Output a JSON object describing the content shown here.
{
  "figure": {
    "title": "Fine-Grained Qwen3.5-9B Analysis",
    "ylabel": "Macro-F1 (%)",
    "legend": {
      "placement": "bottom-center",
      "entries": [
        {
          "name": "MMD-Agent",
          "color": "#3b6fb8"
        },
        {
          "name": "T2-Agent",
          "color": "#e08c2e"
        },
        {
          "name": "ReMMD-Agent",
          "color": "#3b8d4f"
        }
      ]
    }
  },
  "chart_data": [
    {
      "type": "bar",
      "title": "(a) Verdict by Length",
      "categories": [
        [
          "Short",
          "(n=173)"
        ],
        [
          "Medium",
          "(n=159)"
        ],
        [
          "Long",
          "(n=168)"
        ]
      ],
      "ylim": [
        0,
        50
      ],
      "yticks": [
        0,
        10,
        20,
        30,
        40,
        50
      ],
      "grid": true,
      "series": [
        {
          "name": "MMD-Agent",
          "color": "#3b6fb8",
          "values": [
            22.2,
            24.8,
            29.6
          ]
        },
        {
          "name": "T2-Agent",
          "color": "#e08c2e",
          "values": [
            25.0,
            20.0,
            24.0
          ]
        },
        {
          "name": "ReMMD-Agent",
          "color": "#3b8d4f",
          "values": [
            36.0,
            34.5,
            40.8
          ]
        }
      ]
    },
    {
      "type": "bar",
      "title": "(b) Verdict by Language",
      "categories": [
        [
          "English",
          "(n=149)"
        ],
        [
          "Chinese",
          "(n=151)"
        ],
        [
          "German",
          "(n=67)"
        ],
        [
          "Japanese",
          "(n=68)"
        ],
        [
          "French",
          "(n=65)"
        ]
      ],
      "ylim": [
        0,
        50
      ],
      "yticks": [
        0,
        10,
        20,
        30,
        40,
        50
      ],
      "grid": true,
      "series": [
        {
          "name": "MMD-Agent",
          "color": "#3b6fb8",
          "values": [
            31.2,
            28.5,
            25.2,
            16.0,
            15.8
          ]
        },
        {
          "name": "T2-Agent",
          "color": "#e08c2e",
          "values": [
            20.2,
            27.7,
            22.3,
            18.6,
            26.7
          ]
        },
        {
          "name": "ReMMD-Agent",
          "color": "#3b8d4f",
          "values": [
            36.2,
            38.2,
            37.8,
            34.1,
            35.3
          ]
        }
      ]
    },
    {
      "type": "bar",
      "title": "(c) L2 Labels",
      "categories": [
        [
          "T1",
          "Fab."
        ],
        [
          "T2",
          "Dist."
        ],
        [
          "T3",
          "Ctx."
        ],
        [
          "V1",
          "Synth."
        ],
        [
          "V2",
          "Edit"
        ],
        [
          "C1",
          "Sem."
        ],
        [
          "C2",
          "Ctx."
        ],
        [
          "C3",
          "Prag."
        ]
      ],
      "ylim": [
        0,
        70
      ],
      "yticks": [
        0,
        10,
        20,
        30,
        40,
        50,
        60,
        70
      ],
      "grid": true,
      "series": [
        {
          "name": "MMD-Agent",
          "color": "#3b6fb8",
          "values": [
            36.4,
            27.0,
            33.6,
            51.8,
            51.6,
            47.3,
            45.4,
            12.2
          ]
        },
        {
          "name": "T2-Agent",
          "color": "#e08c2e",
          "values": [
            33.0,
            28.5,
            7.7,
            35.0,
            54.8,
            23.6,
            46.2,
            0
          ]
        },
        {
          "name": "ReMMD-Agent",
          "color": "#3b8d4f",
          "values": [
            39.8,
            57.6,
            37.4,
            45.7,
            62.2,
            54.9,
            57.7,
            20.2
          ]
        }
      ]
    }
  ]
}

> **Problem description**
Copy all of the data. Keep every word exactly as it is.

> **Task solution**
Output a JSON object describing the content shown here.
{
  "figure": {
    "title": "Fine-Grained Qwen3.5-9B Analysis",
    "ylabel": "Macro-F1 (%)",
    "legend": {
      "placement": "bottom-center",
      "entries": [
        {
          "name": "MMD-Agent",
          "color": "#3b6fb8"
        },
        {
          "name": "T2-Agent",
          "color": "#e08c2e"
        },
        {
          "name": "ReMMD-Agent",
          "color": "#3b8d4f"
        }
      ]
    }
  },
  "chart_data": [
    {
      "type": "bar",
      "title": "(a) Verdict by Length",
      "categories": [
        [
          "Short",
          "(n=173)"
        ],
        [
          "Medium",
          "(n=159)"
        ],
        [
          "Long",
          "(n=168)"
        ]
      ],
      "ylim": [
        0,
        50
      ],
      "yticks": [
        0,
        10,
        20,
        30,
        40,
        50
      ],
      "grid": true,
      "series": [
        {
          "name": "MMD-Agent",
          "color": "#3b6fb8",
          "values": [
            22.2,
            24.8,
            29.6
          ]
        },
        {
          "name": "T2-Agent",
          "color": "#e08c2e",
          "values": [
            25.0,
            20.0,
            24.0
          ]
        },
        {
          "name": "ReMMD-Agent",
          "color": "#3b8d4f",
          "values": [
            36.0,
            34.5,
            40.8
          ]
        }
      ]
    },
    {
      "type": "bar",
      "title": "(b) Verdict by Language",
      "categories": [
        [
          "English",
          "(n=149)"
        ],
        [
          "Chinese",
          "(n=151)"
        ],
        [
          "German",
          "(n=67)"
        ],
        [
          "Japanese",
          "(n=68)"
        ],
        [
          "French",
          "(n=65)"
        ]
      ],
      "ylim": [
        0,
        50
      ],
      "yticks": [
        0,
        10,
        20,
        30,
        40,
        50
      ],
      "grid": true,
      "series": [
        {
          "name": "MMD-Agent",
          "color": "#3b6fb8",
          "values": [
            31.2,
            28.5,
            25.2,
            16.0,
            15.8
          ]
        },
        {
          "name": "T2-Agent",
          "color": "#e08c2e",
          "values": [
            20.2,
            27.7,
            22.3,
            18.6,
            26.7
          ]
        },
        {
          "name": "ReMMD-Agent",
          "color": "#3b8d4f",
          "values": [
            36.2,
            38.2,
            37.8,
            34.1,
            35.3
          ]
        }
      ]
    },
    {
      "type": "bar",
      "title": "(c) L2 Labels",
      "categories": [
        [
          "T1",
          "Fab."
        ],
        [
          "T2",
          "Dist."
        ],
        [
          "T3",
          "Ctx."
        ],
        [
          "V1",
          "Synth."
        ],
        [
          "V2",
          "Edit"
        ],
        [
          "C1",
          "Sem."
        ],
        [
          "C2",
          "Ctx."
        ],
        [
          "C3",
          "Prag."
        ]
      ],
      "ylim": [
        0,
        70
      ],
      "yticks": [
        0,
        10,
        20,
        30,
        40,
        50,
        60,
        70
      ],
      "grid": true,
      "series": [
        {
          "name": "MMD-Agent",
          "color": "#3b6fb8",
          "values": [
            36.4,
            27.0,
            33.6,
            51.8,
            51.6,
            47.3,
            45.4,
            12.2
          ]
        },
        {
          "name": "T2-Agent",
          "color": "#e08c2e",
          "values": [
            33.0,
            28.5,
            7.7,
            35.0,
            54.8,
            23.6,
            46.2,
            0
          ]
        },
        {
          "name": "ReMMD-Agent",
          "color": "#3b8d4f",
          "values": [
            39.8,
            57.6,
            37.4,
            45.7,
            62.2,
            54.9,
            57.7,
            20.2
          ]
        }
      ]
    }
  ]
}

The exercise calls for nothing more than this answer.